Recorded data –
_ _ _

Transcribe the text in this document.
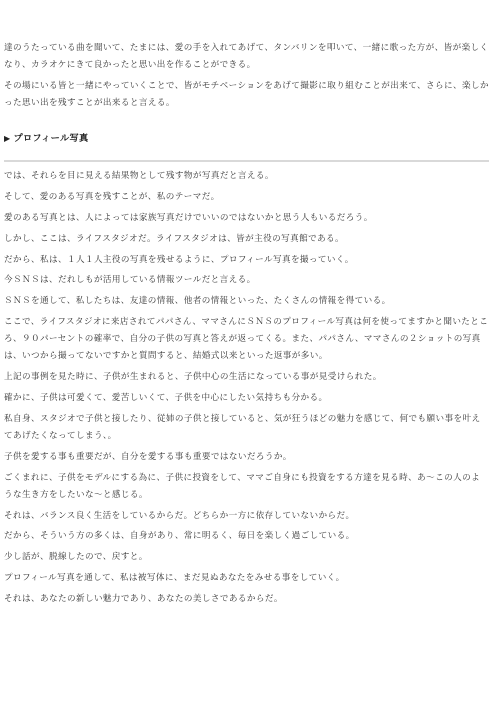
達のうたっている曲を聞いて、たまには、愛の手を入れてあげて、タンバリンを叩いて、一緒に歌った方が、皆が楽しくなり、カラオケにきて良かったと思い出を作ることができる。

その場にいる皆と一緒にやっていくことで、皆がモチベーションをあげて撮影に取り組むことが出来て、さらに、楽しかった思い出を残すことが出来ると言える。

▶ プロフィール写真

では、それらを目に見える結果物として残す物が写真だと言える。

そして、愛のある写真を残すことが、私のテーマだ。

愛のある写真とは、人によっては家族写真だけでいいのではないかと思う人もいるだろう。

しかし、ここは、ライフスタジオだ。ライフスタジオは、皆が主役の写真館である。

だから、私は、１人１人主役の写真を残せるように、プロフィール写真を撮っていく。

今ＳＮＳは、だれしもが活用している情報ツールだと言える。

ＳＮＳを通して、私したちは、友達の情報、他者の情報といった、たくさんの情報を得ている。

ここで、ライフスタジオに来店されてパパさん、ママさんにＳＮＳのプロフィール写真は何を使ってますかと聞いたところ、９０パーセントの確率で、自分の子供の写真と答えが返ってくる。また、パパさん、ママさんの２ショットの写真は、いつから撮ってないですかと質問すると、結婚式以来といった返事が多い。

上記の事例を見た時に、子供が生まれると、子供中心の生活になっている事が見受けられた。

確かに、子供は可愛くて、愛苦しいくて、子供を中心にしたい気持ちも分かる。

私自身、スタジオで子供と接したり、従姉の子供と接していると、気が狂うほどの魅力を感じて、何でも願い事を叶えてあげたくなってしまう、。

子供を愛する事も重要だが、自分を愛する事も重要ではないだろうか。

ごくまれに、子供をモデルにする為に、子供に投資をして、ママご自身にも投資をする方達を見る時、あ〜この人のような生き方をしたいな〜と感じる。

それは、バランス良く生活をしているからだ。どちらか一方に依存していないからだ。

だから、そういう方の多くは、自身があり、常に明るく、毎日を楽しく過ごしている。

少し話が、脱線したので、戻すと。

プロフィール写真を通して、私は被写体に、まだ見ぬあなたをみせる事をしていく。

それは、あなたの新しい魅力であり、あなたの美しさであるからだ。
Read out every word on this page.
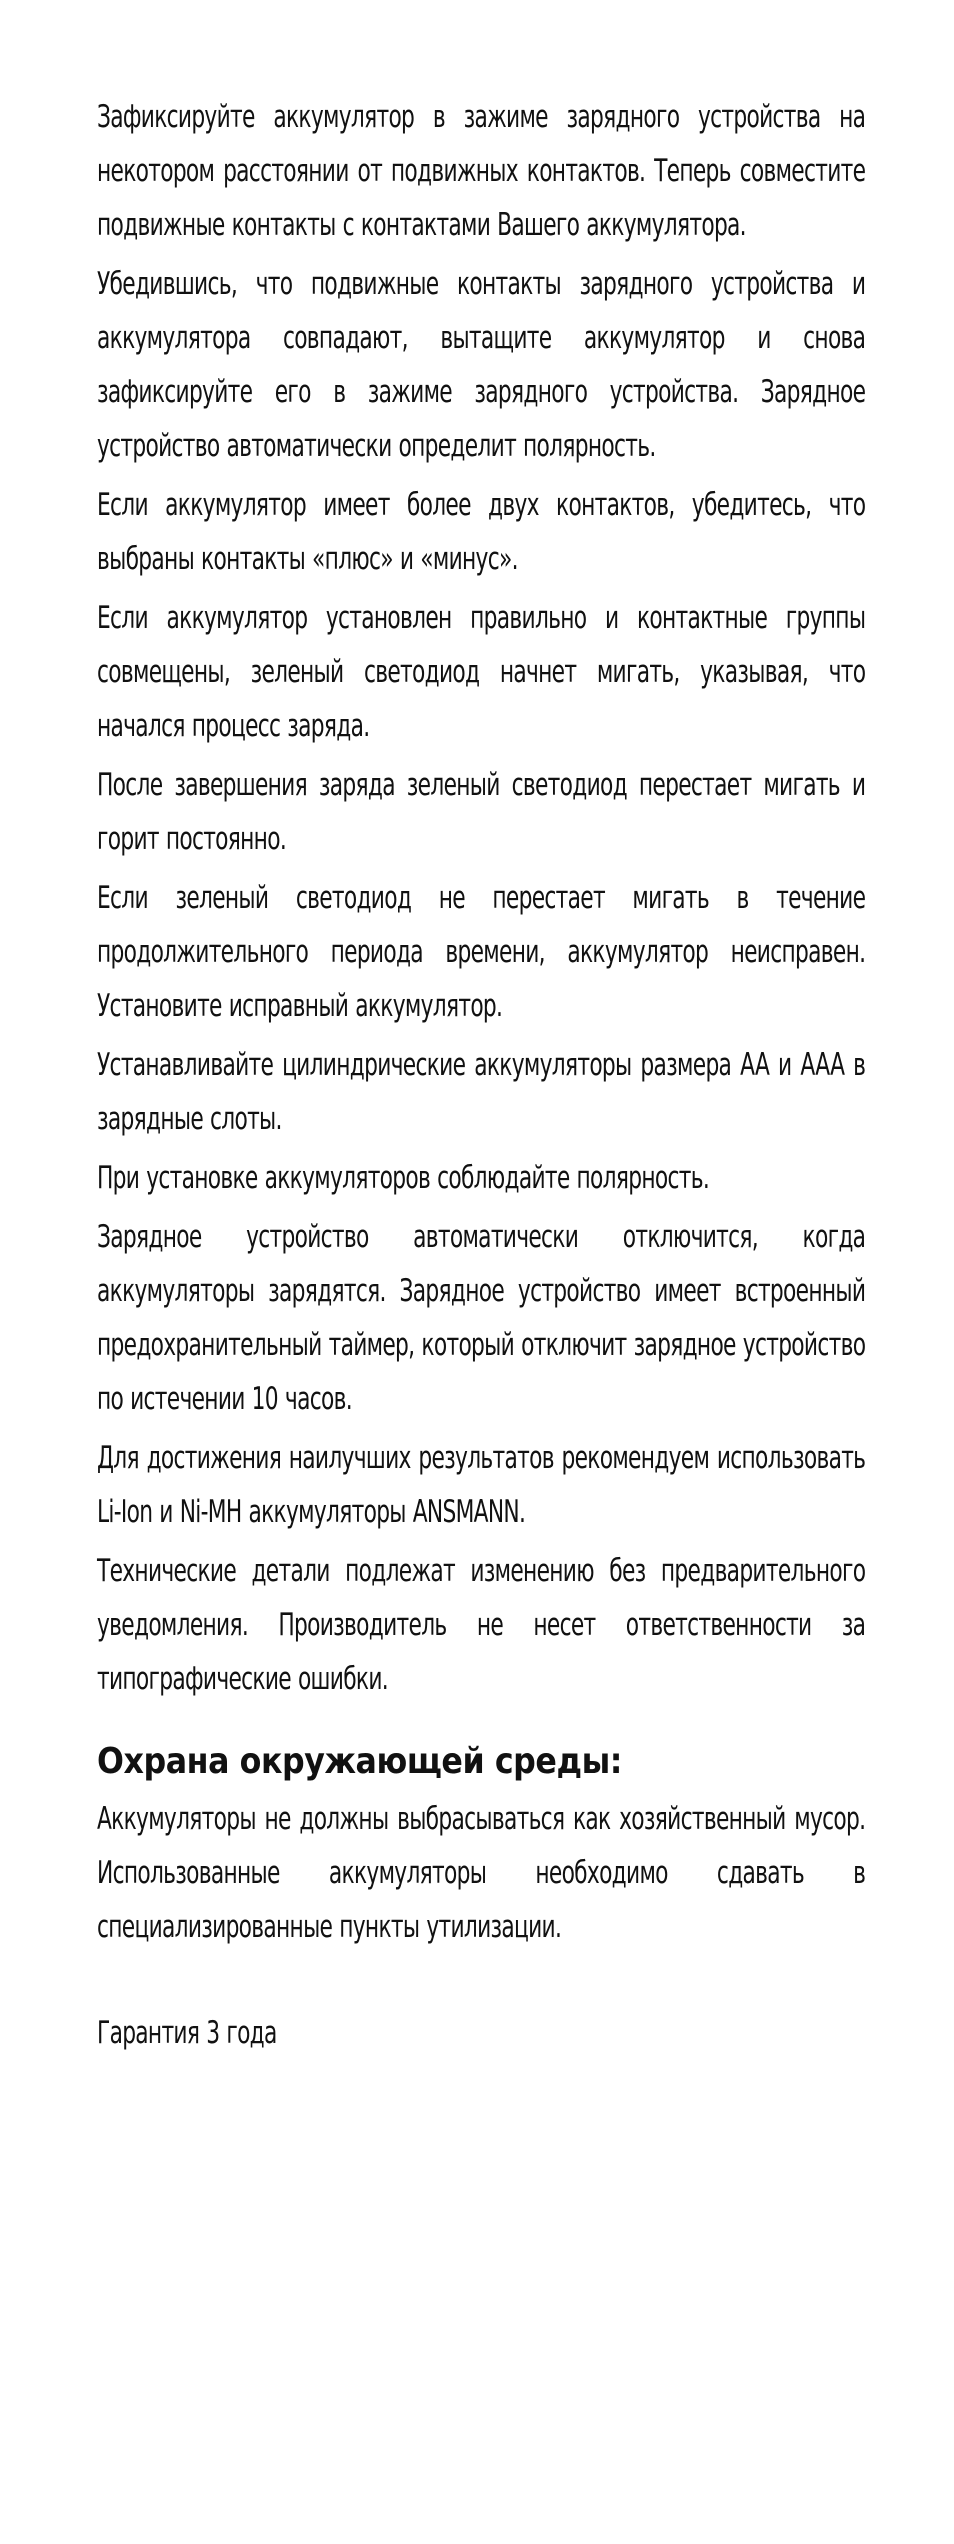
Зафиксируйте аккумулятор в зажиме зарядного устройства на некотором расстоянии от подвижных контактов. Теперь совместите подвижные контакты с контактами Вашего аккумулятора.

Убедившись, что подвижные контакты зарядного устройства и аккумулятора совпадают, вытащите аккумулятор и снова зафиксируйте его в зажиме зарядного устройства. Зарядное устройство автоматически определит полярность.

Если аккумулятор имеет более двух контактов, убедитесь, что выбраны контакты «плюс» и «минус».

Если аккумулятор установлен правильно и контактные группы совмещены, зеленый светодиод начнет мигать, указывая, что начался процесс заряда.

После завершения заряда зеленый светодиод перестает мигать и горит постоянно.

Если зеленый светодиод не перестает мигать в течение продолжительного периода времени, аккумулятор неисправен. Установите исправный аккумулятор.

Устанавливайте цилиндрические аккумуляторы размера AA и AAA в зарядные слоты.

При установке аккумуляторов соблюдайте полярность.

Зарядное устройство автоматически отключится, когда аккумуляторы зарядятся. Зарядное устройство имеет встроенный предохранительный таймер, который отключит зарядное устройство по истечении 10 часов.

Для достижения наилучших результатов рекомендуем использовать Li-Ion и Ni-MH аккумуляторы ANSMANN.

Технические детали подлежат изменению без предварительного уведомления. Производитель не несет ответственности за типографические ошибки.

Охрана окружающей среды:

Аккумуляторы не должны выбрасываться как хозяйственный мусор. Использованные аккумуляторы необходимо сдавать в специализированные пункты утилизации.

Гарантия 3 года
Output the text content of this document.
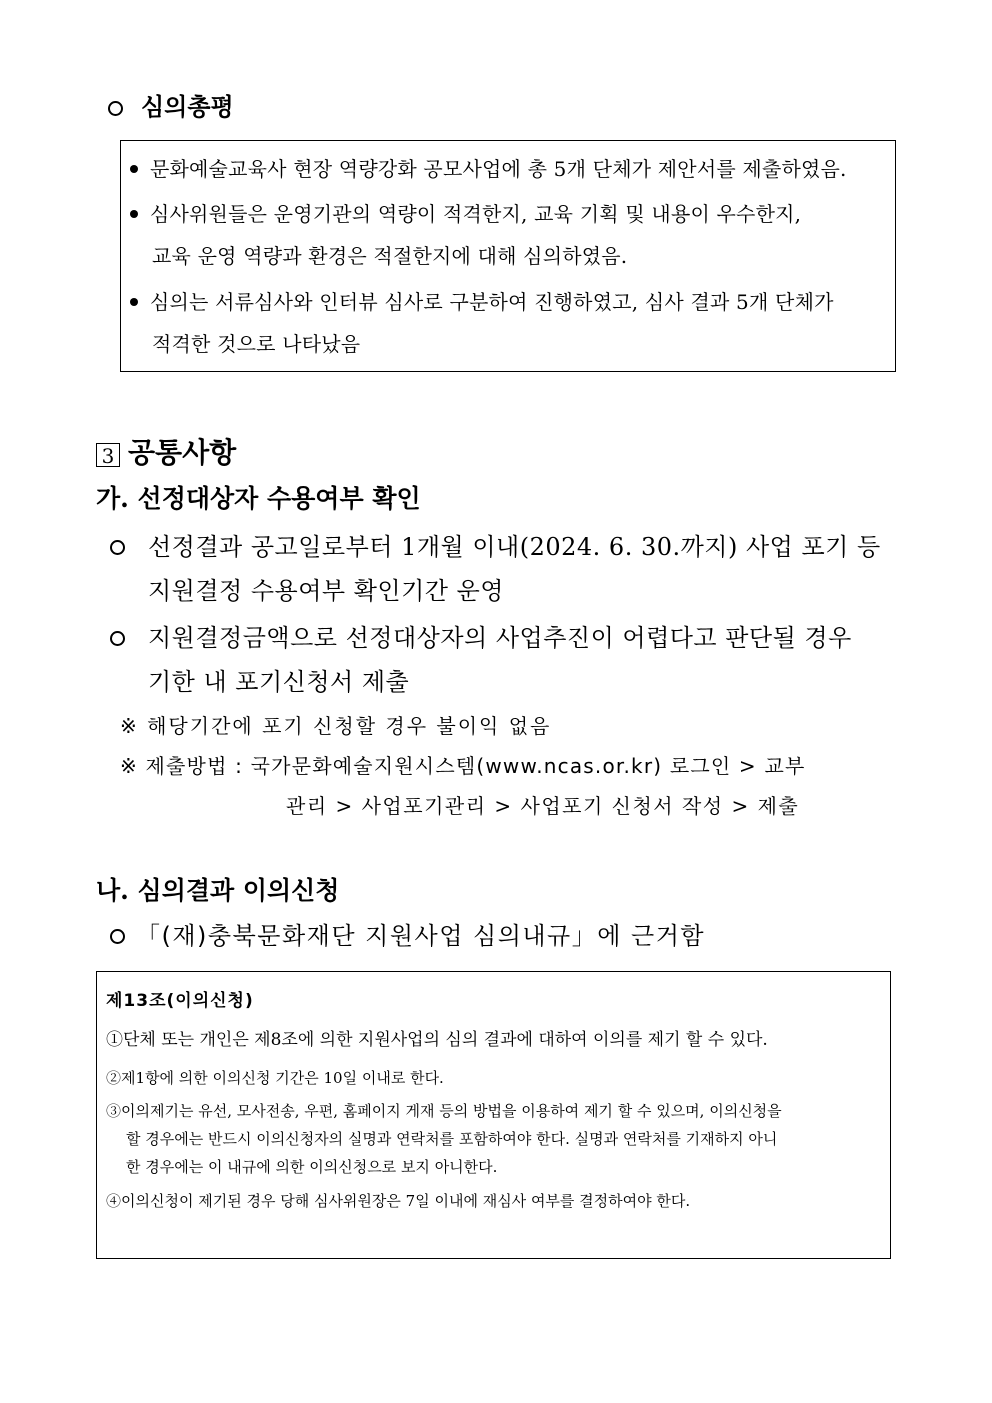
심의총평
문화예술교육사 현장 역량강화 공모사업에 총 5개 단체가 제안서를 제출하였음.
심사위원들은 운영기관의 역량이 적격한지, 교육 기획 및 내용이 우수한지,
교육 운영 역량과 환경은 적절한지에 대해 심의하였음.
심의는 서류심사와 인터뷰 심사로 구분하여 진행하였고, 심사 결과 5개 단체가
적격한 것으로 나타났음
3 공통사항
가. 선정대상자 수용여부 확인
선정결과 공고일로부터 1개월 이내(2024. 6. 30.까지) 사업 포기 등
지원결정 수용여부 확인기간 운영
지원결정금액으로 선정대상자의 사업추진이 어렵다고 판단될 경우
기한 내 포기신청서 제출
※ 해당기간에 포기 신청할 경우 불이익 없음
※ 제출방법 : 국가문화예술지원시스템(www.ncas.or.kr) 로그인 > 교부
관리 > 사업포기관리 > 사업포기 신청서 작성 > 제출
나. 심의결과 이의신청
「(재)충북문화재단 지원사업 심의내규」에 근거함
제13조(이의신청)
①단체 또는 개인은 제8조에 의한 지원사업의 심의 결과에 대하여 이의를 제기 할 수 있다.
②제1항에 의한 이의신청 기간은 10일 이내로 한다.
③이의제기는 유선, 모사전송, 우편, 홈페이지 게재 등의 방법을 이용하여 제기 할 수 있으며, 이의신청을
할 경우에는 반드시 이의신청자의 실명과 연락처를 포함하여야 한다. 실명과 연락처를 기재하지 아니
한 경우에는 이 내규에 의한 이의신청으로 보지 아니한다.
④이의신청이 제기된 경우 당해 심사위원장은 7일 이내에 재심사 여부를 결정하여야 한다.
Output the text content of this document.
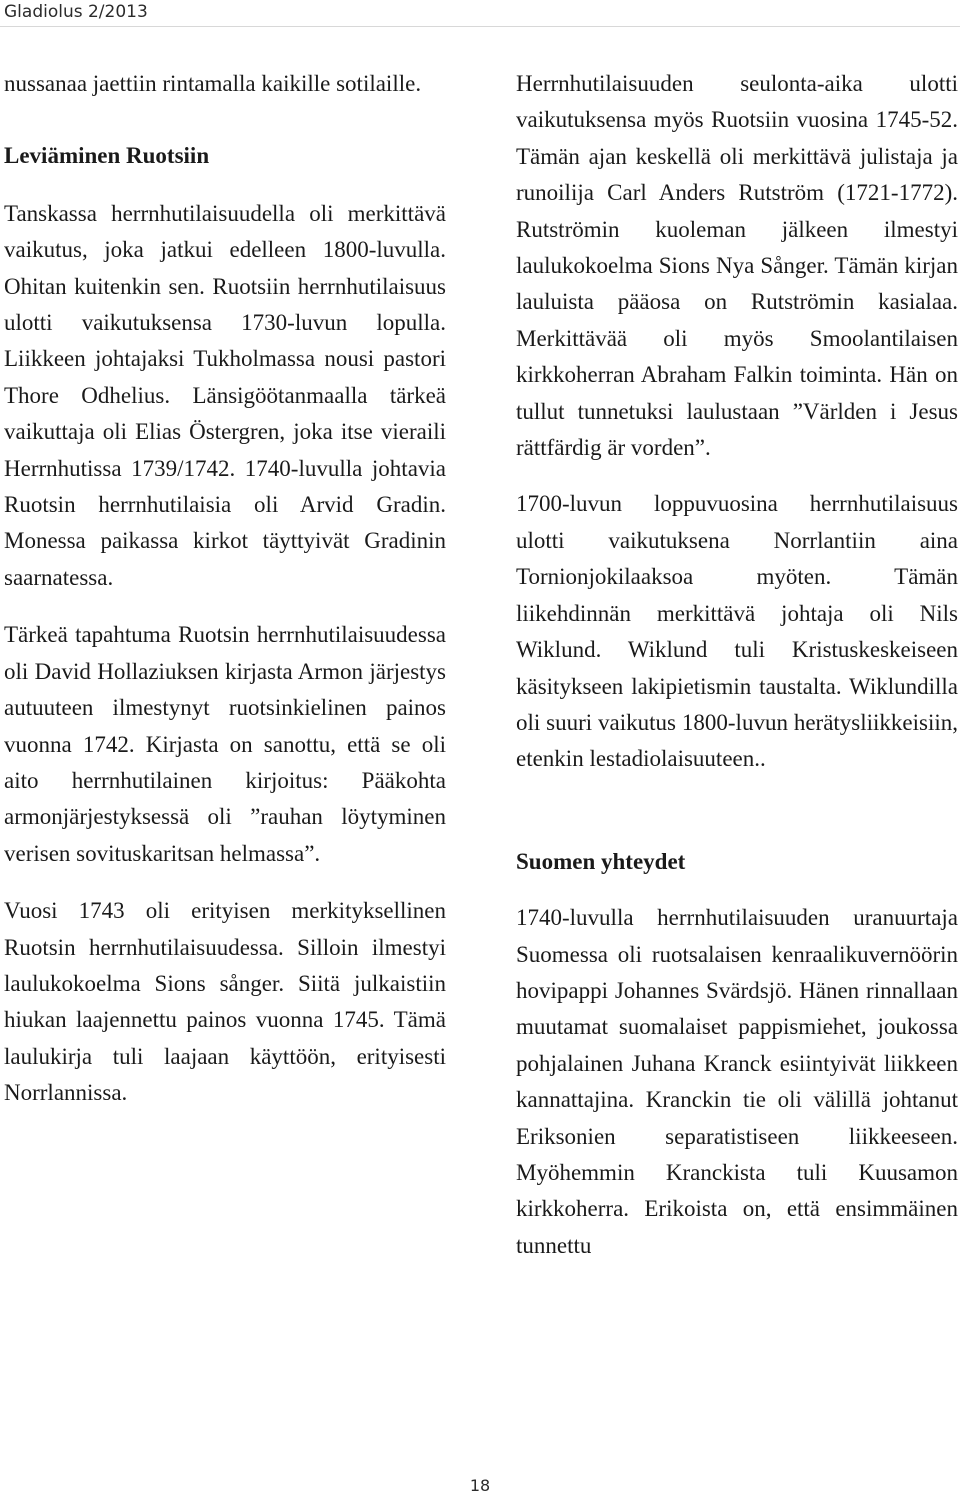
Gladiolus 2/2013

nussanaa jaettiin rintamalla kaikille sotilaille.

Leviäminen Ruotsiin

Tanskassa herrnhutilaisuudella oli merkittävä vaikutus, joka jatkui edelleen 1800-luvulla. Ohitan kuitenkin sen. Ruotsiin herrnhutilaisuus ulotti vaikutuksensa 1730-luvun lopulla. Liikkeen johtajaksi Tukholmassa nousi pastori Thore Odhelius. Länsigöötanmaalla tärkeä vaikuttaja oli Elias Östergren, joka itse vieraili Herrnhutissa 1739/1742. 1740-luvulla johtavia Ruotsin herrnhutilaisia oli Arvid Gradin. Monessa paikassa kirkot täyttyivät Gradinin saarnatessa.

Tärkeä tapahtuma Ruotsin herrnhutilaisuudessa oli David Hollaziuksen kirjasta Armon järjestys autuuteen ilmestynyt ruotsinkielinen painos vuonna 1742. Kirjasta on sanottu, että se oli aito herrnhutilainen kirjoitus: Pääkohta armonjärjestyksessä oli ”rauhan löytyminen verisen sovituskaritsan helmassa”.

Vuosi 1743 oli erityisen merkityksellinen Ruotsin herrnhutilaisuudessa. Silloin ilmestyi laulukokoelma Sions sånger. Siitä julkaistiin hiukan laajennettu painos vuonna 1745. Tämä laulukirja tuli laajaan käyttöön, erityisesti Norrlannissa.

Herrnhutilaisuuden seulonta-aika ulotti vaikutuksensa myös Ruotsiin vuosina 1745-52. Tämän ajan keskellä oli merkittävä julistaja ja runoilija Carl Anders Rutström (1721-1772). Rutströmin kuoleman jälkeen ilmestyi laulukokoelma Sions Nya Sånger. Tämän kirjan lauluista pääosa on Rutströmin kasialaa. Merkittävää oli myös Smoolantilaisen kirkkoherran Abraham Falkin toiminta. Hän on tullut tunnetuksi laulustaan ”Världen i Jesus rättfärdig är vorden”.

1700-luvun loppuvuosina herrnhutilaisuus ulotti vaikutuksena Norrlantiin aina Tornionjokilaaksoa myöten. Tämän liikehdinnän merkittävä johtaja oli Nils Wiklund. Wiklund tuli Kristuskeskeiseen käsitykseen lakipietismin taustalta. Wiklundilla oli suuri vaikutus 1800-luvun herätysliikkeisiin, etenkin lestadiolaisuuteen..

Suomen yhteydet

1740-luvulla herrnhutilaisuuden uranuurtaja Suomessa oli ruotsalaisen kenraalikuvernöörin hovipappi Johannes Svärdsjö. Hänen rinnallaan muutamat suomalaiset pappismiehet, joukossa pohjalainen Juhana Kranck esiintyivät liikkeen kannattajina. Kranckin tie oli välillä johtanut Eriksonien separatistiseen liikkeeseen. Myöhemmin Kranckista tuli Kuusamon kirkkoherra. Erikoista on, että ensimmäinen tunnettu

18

_ _ _

Goal – Tally the lines of the material above that contain the word "подвижные" and report the total alone.

Complete output – 2